→ **Instructions to follow**:
Within the records that follow, find every line containing the string "Similarity". Copy those lines.

(Dataset rows)
────

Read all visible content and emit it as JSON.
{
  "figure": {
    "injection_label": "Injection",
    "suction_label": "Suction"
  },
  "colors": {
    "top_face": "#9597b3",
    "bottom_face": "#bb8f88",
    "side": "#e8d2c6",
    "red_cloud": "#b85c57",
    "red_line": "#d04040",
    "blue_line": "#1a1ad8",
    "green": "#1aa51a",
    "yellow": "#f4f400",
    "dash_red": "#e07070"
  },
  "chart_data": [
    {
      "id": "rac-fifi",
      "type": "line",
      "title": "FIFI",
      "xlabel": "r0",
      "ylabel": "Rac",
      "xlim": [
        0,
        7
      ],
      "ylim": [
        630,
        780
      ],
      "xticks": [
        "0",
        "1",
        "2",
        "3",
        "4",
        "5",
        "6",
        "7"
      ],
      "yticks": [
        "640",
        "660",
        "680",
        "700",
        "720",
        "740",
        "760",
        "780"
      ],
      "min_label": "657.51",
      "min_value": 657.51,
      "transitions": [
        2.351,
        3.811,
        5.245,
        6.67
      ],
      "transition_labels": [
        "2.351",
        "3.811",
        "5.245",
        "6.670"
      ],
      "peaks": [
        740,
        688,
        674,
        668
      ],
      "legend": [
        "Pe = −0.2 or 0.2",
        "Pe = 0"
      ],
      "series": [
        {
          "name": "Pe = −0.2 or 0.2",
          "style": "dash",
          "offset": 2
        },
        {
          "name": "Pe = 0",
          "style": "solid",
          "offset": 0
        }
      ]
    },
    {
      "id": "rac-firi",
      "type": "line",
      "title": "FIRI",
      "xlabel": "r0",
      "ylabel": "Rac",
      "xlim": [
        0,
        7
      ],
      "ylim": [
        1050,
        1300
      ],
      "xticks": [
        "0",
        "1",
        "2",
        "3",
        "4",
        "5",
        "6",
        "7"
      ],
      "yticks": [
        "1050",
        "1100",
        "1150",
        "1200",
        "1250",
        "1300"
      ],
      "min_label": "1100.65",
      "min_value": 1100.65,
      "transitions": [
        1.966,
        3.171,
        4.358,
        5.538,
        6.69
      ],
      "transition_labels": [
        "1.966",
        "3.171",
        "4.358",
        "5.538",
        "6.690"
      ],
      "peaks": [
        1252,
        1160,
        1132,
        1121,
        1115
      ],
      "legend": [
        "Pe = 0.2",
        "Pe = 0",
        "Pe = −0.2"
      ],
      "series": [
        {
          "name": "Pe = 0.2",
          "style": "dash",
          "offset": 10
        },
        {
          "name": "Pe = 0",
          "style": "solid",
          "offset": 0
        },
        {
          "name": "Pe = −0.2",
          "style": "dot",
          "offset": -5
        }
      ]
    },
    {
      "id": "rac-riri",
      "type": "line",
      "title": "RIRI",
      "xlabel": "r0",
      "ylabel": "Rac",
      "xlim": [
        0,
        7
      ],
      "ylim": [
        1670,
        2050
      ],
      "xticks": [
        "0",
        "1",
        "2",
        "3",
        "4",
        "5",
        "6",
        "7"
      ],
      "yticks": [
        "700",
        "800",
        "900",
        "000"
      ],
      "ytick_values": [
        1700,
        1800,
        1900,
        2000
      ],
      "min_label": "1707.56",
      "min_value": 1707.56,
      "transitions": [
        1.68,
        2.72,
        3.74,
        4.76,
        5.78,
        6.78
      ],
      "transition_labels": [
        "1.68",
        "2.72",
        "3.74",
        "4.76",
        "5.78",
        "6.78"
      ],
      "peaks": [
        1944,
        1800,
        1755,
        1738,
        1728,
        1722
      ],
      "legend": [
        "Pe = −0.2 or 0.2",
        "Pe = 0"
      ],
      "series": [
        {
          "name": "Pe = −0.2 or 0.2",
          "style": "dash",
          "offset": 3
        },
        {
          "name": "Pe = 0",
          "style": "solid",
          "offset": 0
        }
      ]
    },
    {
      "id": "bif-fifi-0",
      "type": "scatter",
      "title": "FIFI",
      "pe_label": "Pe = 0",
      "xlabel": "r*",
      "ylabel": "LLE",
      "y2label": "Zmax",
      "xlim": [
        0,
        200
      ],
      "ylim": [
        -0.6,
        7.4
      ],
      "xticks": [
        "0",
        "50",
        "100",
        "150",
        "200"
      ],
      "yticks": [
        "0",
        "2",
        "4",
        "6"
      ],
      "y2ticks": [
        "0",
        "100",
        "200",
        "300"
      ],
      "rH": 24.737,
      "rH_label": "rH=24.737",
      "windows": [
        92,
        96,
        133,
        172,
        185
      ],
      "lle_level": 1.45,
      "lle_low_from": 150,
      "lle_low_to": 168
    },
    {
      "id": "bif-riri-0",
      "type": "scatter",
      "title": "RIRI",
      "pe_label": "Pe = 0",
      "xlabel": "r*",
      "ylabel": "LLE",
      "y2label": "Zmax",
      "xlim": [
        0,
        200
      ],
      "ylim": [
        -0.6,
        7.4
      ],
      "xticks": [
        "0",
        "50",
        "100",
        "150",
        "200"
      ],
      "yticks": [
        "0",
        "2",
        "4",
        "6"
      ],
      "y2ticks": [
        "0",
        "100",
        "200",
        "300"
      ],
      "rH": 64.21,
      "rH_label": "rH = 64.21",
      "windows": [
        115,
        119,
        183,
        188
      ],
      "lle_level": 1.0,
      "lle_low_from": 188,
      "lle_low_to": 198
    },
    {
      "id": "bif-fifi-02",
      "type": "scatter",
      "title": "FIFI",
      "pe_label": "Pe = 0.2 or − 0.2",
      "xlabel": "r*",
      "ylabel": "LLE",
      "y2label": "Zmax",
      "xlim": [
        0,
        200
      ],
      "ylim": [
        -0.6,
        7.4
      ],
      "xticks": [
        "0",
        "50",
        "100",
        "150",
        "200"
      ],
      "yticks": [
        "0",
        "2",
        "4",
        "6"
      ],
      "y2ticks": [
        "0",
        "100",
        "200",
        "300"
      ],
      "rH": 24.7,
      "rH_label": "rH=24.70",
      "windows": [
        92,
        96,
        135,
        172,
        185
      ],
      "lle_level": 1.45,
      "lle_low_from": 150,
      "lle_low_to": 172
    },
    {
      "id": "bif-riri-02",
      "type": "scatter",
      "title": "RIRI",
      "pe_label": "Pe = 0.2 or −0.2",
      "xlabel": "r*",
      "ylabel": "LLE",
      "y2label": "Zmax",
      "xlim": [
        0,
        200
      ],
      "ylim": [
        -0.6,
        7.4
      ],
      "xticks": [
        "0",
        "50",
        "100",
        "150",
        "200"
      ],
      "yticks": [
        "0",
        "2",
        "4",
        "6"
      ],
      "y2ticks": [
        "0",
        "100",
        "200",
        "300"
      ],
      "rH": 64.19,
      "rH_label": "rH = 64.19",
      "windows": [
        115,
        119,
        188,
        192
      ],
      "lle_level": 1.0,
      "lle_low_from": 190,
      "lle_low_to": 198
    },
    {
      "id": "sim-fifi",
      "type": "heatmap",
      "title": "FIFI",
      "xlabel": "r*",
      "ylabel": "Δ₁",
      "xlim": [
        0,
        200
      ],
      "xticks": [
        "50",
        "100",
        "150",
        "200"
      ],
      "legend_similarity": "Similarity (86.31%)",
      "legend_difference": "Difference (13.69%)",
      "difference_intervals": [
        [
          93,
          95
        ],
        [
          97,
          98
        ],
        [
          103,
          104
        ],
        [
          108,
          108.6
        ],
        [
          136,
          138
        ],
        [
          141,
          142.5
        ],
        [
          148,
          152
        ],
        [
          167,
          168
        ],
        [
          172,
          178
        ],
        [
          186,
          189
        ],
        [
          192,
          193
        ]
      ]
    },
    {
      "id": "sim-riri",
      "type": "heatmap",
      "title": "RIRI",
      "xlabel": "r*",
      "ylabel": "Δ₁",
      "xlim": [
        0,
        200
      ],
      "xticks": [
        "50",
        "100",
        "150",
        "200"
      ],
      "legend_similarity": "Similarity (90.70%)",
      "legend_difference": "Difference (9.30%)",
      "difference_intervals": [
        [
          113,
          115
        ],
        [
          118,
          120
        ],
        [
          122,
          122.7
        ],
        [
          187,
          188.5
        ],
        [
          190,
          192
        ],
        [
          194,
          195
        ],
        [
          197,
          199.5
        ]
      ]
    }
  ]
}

────

→ **Final result**:
      "legend_similarity": "Similarity (86.31%)",
      "legend_similarity": "Similarity (90.70%)",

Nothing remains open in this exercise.